__Text under study__.
• • • •

The finance industry’s collective risky behaviours caused a global economic crash, yet Thaler remains supremely unconcerned that his work is being used as a series of techniques of persuasion to enforce public conformity, to impose austerity on the poorest, making them pay for the sins of the wealthy; to politically micromanage and enforce social control within a socioeconomic system that is not only failing, but actually harming many citizens, while leaving the wealthy to continue as they were.

Behavioural economics is therefore a prop for a failing neoliberal system and the status quo. It’s just an extention of a totalising ideology. Neoliberal policies contributed to the global crash, and they are also the key reason why so many people’s standard of living is falling. 

It isn’t therefore in the majority’s best interests to have their “best interests” decided for them.

Conservative scroogenomics: punishing poor people by reducing their lifeline income will miraculously cure their poverty

One technique of persuasion used widely in behavioural economics is framing, which is based on the idea that how choices are presented to citizens affects both behavioural and economic outcomes. The environment in which decisions are made can be shaped to provide “cues” to favour particular choices – “nudges” towards [politically determined] “desirable” behavioural and economic outcomes.

• • • •

Page layout parsing data:
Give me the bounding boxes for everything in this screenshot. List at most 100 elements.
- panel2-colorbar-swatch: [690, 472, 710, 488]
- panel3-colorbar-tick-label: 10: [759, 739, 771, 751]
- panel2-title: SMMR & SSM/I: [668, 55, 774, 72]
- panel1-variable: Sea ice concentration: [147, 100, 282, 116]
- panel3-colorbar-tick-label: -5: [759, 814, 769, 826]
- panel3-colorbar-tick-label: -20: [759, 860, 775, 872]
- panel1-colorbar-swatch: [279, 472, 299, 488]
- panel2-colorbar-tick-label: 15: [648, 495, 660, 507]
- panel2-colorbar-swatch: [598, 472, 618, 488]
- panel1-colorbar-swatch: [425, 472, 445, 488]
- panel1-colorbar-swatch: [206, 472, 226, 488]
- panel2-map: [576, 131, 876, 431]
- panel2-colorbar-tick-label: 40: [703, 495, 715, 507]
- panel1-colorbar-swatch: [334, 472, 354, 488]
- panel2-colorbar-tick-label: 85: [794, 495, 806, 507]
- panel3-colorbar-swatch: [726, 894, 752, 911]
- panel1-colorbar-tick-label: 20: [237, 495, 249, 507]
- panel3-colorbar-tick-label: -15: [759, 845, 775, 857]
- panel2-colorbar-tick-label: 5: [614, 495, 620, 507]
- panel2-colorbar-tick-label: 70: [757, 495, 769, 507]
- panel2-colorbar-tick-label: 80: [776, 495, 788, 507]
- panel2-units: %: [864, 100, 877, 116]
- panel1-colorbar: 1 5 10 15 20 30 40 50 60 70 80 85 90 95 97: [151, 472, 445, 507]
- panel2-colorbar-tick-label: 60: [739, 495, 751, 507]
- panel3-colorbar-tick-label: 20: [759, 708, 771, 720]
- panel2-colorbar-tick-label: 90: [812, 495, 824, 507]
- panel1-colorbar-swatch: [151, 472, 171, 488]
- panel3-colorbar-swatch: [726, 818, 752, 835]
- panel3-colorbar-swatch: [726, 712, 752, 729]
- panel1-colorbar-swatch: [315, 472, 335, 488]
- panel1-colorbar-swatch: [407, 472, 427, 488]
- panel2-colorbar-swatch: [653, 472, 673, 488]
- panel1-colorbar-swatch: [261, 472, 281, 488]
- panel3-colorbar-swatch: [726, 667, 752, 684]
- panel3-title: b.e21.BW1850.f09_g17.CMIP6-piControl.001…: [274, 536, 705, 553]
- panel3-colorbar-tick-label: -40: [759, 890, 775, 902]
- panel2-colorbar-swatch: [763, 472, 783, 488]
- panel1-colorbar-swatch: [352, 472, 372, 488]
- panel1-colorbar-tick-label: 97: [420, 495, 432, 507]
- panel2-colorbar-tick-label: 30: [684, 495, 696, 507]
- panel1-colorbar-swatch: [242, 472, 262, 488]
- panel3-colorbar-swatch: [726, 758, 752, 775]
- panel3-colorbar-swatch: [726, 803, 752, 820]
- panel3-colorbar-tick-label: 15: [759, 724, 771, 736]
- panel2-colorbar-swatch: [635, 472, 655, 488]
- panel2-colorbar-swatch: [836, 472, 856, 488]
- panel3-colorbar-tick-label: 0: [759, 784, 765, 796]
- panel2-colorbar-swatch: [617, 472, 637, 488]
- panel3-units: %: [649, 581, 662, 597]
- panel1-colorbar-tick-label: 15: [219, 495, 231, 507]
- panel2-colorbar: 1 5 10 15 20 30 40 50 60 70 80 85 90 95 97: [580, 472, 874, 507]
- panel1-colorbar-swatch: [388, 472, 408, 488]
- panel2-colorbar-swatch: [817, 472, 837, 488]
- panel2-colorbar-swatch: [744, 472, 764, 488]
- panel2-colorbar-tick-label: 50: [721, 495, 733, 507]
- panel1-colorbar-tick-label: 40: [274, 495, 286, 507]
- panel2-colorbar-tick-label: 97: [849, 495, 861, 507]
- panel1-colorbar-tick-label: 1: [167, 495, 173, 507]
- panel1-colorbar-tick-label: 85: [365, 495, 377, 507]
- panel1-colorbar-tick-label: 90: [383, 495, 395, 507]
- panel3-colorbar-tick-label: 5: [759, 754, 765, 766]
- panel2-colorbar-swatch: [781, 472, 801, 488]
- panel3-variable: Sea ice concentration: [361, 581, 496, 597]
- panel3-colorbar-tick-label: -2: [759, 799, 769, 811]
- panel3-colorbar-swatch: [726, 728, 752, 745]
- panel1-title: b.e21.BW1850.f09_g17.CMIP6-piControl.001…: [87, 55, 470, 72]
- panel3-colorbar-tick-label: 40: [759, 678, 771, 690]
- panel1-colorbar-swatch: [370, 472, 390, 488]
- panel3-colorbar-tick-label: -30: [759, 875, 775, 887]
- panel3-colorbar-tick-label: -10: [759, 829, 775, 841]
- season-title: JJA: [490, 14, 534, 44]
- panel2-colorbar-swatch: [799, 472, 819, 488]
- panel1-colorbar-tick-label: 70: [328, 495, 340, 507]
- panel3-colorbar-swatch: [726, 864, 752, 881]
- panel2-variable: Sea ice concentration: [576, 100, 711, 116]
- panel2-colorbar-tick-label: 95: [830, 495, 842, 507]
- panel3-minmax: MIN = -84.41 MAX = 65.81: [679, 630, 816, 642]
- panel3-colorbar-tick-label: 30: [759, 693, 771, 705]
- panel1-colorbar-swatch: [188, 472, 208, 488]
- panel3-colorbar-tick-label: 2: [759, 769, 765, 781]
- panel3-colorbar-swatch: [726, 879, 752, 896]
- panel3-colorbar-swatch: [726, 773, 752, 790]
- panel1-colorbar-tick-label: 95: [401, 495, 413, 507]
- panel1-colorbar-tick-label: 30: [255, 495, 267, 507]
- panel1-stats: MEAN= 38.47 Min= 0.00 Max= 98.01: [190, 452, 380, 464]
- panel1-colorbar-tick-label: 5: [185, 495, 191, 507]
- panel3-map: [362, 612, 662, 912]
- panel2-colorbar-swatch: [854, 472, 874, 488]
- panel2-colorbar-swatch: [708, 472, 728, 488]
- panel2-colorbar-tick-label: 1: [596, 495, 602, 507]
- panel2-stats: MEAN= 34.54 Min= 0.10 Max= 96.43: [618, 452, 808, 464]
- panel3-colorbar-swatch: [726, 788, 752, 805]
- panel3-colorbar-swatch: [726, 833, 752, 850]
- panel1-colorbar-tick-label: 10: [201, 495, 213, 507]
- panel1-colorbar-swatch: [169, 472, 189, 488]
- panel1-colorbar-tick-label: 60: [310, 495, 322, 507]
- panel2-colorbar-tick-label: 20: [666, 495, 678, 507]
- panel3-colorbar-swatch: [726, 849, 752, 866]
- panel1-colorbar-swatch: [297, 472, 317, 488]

• • • •

__What is expected__. From the passage on behavioural economics, reproduce word for word the part that opens with the words containing "Behavioural economics is therefore" and closes with "living is falling.".

__Exercise response__.
Behavioural economics is therefore a prop for a failing neoliberal system and the status quo. It’s just an extention of a totalising ideology. Neoliberal policies contributed to the global crash, and they are also the key reason why so many people’s standard of living is falling.